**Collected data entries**
━━━━
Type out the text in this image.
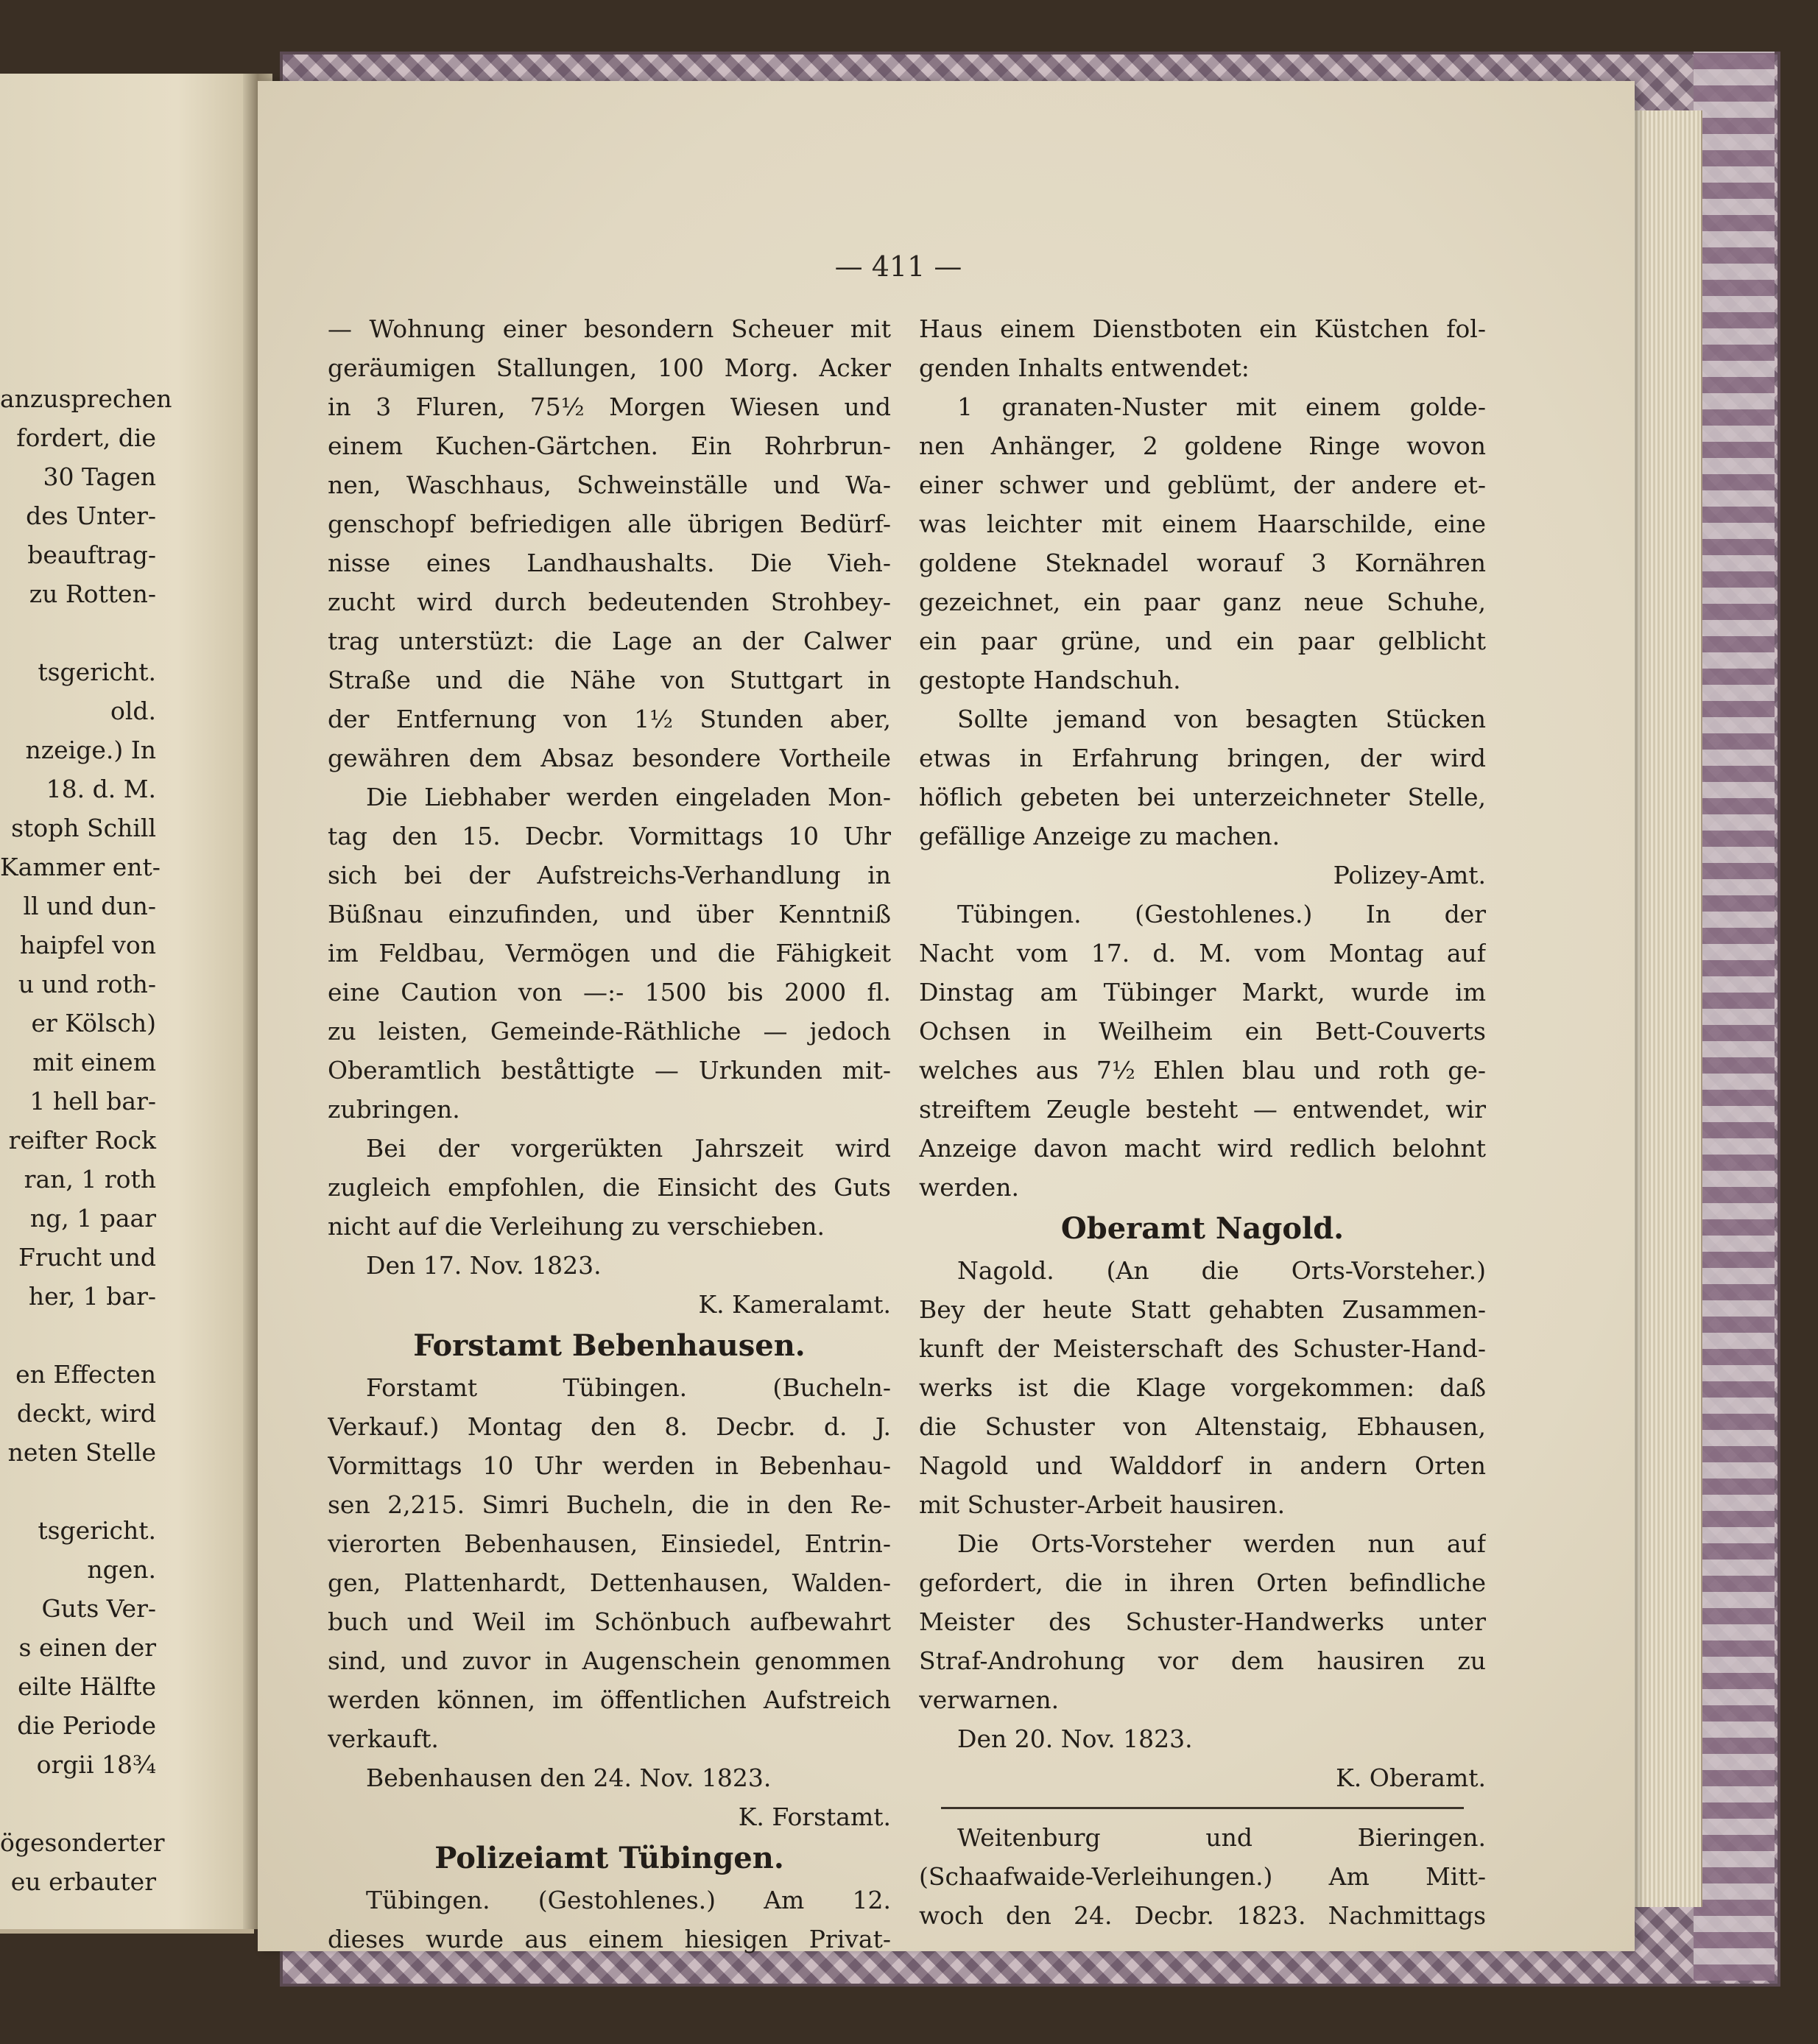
anzusprechen
fordert, die
30 Tagen
des Unter-
beauftrag-
zu Rotten-
tsgericht.
old.
nzeige.) In
18. d. M.
stoph Schill
Kammer ent-
ll und dun-
haipfel von
u und roth-
er Kölsch)
mit einem
1 hell bar-
reifter Rock
ran, 1 roth
ng, 1 paar
Frucht und
her, 1 bar-
en Effecten
deckt, wird
neten Stelle
tsgericht.
ngen.
Guts Ver-
s einen der
eilte Hälfte
die Periode
orgii 18¾
ögesonderter
eu erbauter
— 411 —
— Wohnung einer besondern Scheuer mit
geräumigen Stallungen, 100 Morg. Acker
in 3 Fluren, 75½ Morgen Wiesen und
einem Kuchen-Gärtchen. Ein Rohrbrun-
nen, Waschhaus, Schweinställe und Wa-
genschopf befriedigen alle übrigen Bedürf-
nisse eines Landhaushalts. Die Vieh-
zucht wird durch bedeutenden Strohbey-
trag unterstüzt: die Lage an der Calwer
Straße und die Nähe von Stuttgart in
der Entfernung von 1½ Stunden aber,
gewähren dem Absaz besondere Vortheile
Die Liebhaber werden eingeladen Mon-
tag den 15. Decbr. Vormittags 10 Uhr
sich bei der Aufstreichs-Verhandlung in
Büßnau einzufinden, und über Kenntniß
im Feldbau, Vermögen und die Fähigkeit
eine Caution von —:- 1500 bis 2000 fl.
zu leisten, Gemeinde-Räthliche — jedoch
Oberamtlich beståttigte — Urkunden mit-
zubringen.
Bei der vorgerükten Jahrszeit wird
zugleich empfohlen, die Einsicht des Guts
nicht auf die Verleihung zu verschieben.
Den 17. Nov. 1823.
K. Kameralamt.
Forstamt Bebenhausen.
Forstamt Tübingen. (Bucheln-
Verkauf.) Montag den 8. Decbr. d. J.
Vormittags 10 Uhr werden in Bebenhau-
sen 2,215. Simri Bucheln, die in den Re-
vierorten Bebenhausen, Einsiedel, Entrin-
gen, Plattenhardt, Dettenhausen, Walden-
buch und Weil im Schönbuch aufbewahrt
sind, und zuvor in Augenschein genommen
werden können, im öffentlichen Aufstreich
verkauft.
Bebenhausen den 24. Nov. 1823.
K. Forstamt.
Polizeiamt Tübingen.
Tübingen. (Gestohlenes.) Am 12.
dieses wurde aus einem hiesigen Privat-
Haus einem Dienstboten ein Küstchen fol-
genden Inhalts entwendet:
1 granaten-Nuster mit einem golde-
nen Anhänger, 2 goldene Ringe wovon
einer schwer und geblümt, der andere et-
was leichter mit einem Haarschilde, eine
goldene Steknadel worauf 3 Kornähren
gezeichnet, ein paar ganz neue Schuhe,
ein paar grüne, und ein paar gelblicht
gestopte Handschuh.
Sollte jemand von besagten Stücken
etwas in Erfahrung bringen, der wird
höflich gebeten bei unterzeichneter Stelle,
gefällige Anzeige zu machen.
Polizey-Amt.
Tübingen. (Gestohlenes.) In der
Nacht vom 17. d. M. vom Montag auf
Dinstag am Tübinger Markt, wurde im
Ochsen in Weilheim ein Bett-Couverts
welches aus 7½ Ehlen blau und roth ge-
streiftem Zeugle besteht — entwendet, wir
Anzeige davon macht wird redlich belohnt
werden.
Oberamt Nagold.
Nagold. (An die Orts-Vorsteher.)
Bey der heute Statt gehabten Zusammen-
kunft der Meisterschaft des Schuster-Hand-
werks ist die Klage vorgekommen: daß
die Schuster von Altenstaig, Ebhausen,
Nagold und Walddorf in andern Orten
mit Schuster-Arbeit hausiren.
Die Orts-Vorsteher werden nun auf
gefordert, die in ihren Orten befindliche
Meister des Schuster-Handwerks unter
Straf-Androhung vor dem hausiren zu
verwarnen.
Den 20. Nov. 1823.
K. Oberamt.
Weitenburg und Bieringen.
(Schaafwaide-Verleihungen.) Am Mitt-
woch den 24. Decbr. 1823. Nachmittags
━━━━
**Task goal**
Reproduce the entries exactly. Do not carry over any picture.

**Solved exercise**
Type out the text in this image.
anzusprechen
fordert, die
30 Tagen
des Unter-
beauftrag-
zu Rotten-
tsgericht.
old.
nzeige.) In
18. d. M.
stoph Schill
Kammer ent-
ll und dun-
haipfel von
u und roth-
er Kölsch)
mit einem
1 hell bar-
reifter Rock
ran, 1 roth
ng, 1 paar
Frucht und
her, 1 bar-
en Effecten
deckt, wird
neten Stelle
tsgericht.
ngen.
Guts Ver-
s einen der
eilte Hälfte
die Periode
orgii 18¾
ögesonderter
eu erbauter
— 411 —
— Wohnung einer besondern Scheuer mit
geräumigen Stallungen, 100 Morg. Acker
in 3 Fluren, 75½ Morgen Wiesen und
einem Kuchen-Gärtchen. Ein Rohrbrun-
nen, Waschhaus, Schweinställe und Wa-
genschopf befriedigen alle übrigen Bedürf-
nisse eines Landhaushalts. Die Vieh-
zucht wird durch bedeutenden Strohbey-
trag unterstüzt: die Lage an der Calwer
Straße und die Nähe von Stuttgart in
der Entfernung von 1½ Stunden aber,
gewähren dem Absaz besondere Vortheile
Die Liebhaber werden eingeladen Mon-
tag den 15. Decbr. Vormittags 10 Uhr
sich bei der Aufstreichs-Verhandlung in
Büßnau einzufinden, und über Kenntniß
im Feldbau, Vermögen und die Fähigkeit
eine Caution von —:- 1500 bis 2000 fl.
zu leisten, Gemeinde-Räthliche — jedoch
Oberamtlich beståttigte — Urkunden mit-
zubringen.
Bei der vorgerükten Jahrszeit wird
zugleich empfohlen, die Einsicht des Guts
nicht auf die Verleihung zu verschieben.
Den 17. Nov. 1823.
K. Kameralamt.
Forstamt Bebenhausen.
Forstamt Tübingen. (Bucheln-
Verkauf.) Montag den 8. Decbr. d. J.
Vormittags 10 Uhr werden in Bebenhau-
sen 2,215. Simri Bucheln, die in den Re-
vierorten Bebenhausen, Einsiedel, Entrin-
gen, Plattenhardt, Dettenhausen, Walden-
buch und Weil im Schönbuch aufbewahrt
sind, und zuvor in Augenschein genommen
werden können, im öffentlichen Aufstreich
verkauft.
Bebenhausen den 24. Nov. 1823.
K. Forstamt.
Polizeiamt Tübingen.
Tübingen. (Gestohlenes.) Am 12.
dieses wurde aus einem hiesigen Privat-
Haus einem Dienstboten ein Küstchen fol-
genden Inhalts entwendet:
1 granaten-Nuster mit einem golde-
nen Anhänger, 2 goldene Ringe wovon
einer schwer und geblümt, der andere et-
was leichter mit einem Haarschilde, eine
goldene Steknadel worauf 3 Kornähren
gezeichnet, ein paar ganz neue Schuhe,
ein paar grüne, und ein paar gelblicht
gestopte Handschuh.
Sollte jemand von besagten Stücken
etwas in Erfahrung bringen, der wird
höflich gebeten bei unterzeichneter Stelle,
gefällige Anzeige zu machen.
Polizey-Amt.
Tübingen. (Gestohlenes.) In der
Nacht vom 17. d. M. vom Montag auf
Dinstag am Tübinger Markt, wurde im
Ochsen in Weilheim ein Bett-Couverts
welches aus 7½ Ehlen blau und roth ge-
streiftem Zeugle besteht — entwendet, wir
Anzeige davon macht wird redlich belohnt
werden.
Oberamt Nagold.
Nagold. (An die Orts-Vorsteher.)
Bey der heute Statt gehabten Zusammen-
kunft der Meisterschaft des Schuster-Hand-
werks ist die Klage vorgekommen: daß
die Schuster von Altenstaig, Ebhausen,
Nagold und Walddorf in andern Orten
mit Schuster-Arbeit hausiren.
Die Orts-Vorsteher werden nun auf
gefordert, die in ihren Orten befindliche
Meister des Schuster-Handwerks unter
Straf-Androhung vor dem hausiren zu
verwarnen.
Den 20. Nov. 1823.
K. Oberamt.
Weitenburg und Bieringen.
(Schaafwaide-Verleihungen.) Am Mitt-
woch den 24. Decbr. 1823. Nachmittags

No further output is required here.